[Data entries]
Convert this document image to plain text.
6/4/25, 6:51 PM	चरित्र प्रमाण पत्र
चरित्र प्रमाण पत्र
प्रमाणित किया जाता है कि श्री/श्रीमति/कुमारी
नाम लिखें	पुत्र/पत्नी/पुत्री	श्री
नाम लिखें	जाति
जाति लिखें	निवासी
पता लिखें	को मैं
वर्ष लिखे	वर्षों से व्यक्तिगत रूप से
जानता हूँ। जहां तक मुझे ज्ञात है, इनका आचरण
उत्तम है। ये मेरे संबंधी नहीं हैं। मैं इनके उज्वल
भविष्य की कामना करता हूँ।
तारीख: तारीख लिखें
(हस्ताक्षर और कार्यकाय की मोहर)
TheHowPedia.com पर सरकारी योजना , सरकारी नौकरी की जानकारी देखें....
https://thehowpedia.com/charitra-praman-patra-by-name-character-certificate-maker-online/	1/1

__WHAT TO DO__:
Transcribe every entry exactly.

__ANSWER BELOW__:
Convert this document image to plain text.
6/4/25, 6:51 PM	चरित्र प्रमाण पत्र
चरित्र प्रमाण पत्र
प्रमाणित किया जाता है कि श्री/श्रीमति/कुमारी
नाम लिखें	पुत्र/पत्नी/पुत्री	श्री
नाम लिखें	जाति
जाति लिखें	निवासी
पता लिखें	को मैं
वर्ष लिखे	वर्षों से व्यक्तिगत रूप से
जानता हूँ। जहां तक मुझे ज्ञात है, इनका आचरण
उत्तम है। ये मेरे संबंधी नहीं हैं। मैं इनके उज्वल
भविष्य की कामना करता हूँ।
तारीख: तारीख लिखें
(हस्ताक्षर और कार्यकाय की मोहर)
TheHowPedia.com पर सरकारी योजना , सरकारी नौकरी की जानकारी देखें....
https://thehowpedia.com/charitra-praman-patra-by-name-character-certificate-maker-online/	1/1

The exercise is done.